WHAT YOU WILL DO:
Find each line in the following listing that has the string "components", then state the count and nothing else.

Saved data entries:
────────────────────

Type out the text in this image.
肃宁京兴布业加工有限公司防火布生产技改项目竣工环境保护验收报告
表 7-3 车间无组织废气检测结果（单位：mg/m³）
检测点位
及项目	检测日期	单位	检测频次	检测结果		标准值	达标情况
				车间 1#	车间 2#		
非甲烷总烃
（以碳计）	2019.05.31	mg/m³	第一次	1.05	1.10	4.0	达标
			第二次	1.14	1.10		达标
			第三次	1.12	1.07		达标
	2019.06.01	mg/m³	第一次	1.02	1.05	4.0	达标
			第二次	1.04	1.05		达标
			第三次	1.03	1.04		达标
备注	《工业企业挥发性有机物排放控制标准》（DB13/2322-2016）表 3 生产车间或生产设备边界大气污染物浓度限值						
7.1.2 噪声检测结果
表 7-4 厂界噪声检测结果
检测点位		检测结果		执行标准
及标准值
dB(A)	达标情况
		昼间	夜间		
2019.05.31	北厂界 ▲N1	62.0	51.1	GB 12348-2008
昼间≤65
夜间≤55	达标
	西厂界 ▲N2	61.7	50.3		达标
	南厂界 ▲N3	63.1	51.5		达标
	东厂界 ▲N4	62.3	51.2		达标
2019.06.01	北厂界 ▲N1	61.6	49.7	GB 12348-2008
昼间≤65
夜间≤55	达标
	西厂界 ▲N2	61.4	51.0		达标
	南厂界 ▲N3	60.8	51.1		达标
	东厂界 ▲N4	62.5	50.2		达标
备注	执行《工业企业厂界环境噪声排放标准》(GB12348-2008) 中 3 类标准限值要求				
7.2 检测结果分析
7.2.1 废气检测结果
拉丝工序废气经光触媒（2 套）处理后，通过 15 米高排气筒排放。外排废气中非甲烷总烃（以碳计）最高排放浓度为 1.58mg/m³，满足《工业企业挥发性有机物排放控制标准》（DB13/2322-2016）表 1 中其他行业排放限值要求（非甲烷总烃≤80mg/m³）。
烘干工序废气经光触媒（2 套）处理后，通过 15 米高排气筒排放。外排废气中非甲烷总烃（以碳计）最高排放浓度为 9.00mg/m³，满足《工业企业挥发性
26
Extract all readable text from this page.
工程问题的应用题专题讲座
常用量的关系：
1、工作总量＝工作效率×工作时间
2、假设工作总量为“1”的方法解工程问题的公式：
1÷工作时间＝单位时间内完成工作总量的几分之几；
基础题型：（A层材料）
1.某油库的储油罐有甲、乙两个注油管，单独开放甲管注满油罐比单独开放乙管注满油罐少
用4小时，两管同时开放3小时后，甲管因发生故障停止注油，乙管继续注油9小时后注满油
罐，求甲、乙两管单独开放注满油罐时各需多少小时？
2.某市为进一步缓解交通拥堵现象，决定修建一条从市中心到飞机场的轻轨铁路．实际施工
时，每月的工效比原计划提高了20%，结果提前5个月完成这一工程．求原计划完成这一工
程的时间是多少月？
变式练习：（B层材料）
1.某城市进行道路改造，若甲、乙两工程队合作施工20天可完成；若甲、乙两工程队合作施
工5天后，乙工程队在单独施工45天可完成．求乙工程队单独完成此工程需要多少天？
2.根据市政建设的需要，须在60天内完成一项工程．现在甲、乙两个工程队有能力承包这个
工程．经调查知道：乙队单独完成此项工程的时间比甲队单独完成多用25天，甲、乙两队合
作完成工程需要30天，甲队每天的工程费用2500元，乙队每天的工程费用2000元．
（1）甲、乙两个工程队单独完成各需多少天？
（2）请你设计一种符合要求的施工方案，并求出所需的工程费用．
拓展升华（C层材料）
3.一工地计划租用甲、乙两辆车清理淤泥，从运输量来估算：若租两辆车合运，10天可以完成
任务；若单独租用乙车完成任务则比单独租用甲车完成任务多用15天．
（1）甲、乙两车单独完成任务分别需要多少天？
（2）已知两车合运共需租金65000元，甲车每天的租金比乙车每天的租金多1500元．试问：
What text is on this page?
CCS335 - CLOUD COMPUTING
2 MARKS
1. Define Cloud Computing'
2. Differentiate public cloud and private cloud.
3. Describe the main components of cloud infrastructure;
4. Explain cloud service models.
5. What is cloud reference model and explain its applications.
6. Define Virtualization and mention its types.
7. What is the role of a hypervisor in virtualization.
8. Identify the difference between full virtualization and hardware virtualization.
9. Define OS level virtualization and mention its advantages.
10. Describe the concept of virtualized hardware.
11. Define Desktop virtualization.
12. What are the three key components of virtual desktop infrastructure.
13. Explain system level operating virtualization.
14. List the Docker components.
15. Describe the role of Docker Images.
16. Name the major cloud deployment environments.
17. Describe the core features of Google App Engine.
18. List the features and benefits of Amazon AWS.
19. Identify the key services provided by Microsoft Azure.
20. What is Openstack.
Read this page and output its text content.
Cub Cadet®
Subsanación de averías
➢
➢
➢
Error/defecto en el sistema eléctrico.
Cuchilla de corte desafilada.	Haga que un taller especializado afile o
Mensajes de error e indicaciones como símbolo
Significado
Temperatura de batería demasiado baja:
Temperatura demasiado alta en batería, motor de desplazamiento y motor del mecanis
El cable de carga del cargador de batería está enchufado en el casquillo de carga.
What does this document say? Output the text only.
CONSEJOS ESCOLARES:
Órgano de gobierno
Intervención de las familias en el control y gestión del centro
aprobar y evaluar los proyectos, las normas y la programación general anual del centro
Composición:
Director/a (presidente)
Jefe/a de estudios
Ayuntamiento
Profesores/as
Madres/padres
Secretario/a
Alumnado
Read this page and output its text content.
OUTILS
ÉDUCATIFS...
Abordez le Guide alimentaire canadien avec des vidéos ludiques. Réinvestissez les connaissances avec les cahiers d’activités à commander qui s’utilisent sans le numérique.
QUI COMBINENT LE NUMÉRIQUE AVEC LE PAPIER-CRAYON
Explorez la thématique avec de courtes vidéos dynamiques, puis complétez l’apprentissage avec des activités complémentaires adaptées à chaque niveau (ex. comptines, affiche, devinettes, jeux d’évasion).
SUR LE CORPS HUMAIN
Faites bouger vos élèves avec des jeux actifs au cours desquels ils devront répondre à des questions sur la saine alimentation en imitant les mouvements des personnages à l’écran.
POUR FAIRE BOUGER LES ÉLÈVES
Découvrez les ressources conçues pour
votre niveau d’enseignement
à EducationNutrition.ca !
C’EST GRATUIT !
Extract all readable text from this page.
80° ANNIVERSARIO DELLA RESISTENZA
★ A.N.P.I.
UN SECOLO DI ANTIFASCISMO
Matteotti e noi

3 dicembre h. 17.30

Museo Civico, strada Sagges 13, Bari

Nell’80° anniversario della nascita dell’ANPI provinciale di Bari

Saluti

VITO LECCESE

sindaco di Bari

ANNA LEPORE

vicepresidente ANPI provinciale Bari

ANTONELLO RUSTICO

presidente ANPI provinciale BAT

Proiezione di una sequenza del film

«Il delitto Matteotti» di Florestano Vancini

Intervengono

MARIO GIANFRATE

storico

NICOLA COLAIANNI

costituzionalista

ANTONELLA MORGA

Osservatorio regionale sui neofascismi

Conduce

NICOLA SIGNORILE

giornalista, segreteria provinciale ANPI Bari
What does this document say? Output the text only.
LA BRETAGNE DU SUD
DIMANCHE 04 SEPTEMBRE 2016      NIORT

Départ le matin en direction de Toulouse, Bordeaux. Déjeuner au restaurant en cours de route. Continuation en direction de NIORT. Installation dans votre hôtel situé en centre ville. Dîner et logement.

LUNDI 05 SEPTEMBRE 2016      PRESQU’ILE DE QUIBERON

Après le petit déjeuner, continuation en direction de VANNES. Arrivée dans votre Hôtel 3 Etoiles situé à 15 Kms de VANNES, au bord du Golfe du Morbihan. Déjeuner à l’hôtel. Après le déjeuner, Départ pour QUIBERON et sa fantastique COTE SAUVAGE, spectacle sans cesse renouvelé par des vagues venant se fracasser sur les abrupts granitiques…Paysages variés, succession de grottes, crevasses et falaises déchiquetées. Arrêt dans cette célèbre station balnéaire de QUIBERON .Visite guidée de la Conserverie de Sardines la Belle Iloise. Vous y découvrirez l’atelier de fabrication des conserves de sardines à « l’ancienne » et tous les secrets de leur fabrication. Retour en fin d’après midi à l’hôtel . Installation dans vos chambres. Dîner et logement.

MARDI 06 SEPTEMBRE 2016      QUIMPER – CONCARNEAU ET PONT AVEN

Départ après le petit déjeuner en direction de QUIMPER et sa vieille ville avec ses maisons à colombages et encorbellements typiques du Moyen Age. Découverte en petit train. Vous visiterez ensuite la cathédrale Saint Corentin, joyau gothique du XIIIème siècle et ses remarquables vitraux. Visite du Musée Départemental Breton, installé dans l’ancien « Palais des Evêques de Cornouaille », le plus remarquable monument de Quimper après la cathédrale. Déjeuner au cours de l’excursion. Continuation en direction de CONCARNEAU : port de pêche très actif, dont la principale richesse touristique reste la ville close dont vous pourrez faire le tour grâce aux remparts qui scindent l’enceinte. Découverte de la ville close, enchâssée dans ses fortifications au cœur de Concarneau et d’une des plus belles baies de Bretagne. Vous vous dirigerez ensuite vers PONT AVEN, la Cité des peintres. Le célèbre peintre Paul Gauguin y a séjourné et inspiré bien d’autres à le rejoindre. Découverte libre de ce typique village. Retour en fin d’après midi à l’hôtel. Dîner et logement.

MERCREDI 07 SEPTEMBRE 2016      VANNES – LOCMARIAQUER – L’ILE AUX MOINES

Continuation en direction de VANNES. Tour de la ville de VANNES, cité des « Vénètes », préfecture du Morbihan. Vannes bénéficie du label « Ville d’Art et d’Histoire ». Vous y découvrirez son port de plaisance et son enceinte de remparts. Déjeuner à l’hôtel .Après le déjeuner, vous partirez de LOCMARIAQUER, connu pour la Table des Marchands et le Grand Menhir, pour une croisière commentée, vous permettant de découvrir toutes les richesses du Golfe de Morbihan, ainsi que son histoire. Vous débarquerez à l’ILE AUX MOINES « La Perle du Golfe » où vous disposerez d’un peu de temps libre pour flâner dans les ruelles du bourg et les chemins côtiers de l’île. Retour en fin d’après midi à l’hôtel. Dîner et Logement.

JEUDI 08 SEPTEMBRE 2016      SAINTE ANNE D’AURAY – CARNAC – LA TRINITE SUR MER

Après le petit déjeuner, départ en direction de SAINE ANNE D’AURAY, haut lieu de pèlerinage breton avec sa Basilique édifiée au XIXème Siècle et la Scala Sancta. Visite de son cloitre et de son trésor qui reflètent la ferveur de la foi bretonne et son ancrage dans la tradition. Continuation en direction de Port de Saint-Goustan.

────────────────────

RESULT FOR THIS TASK:
3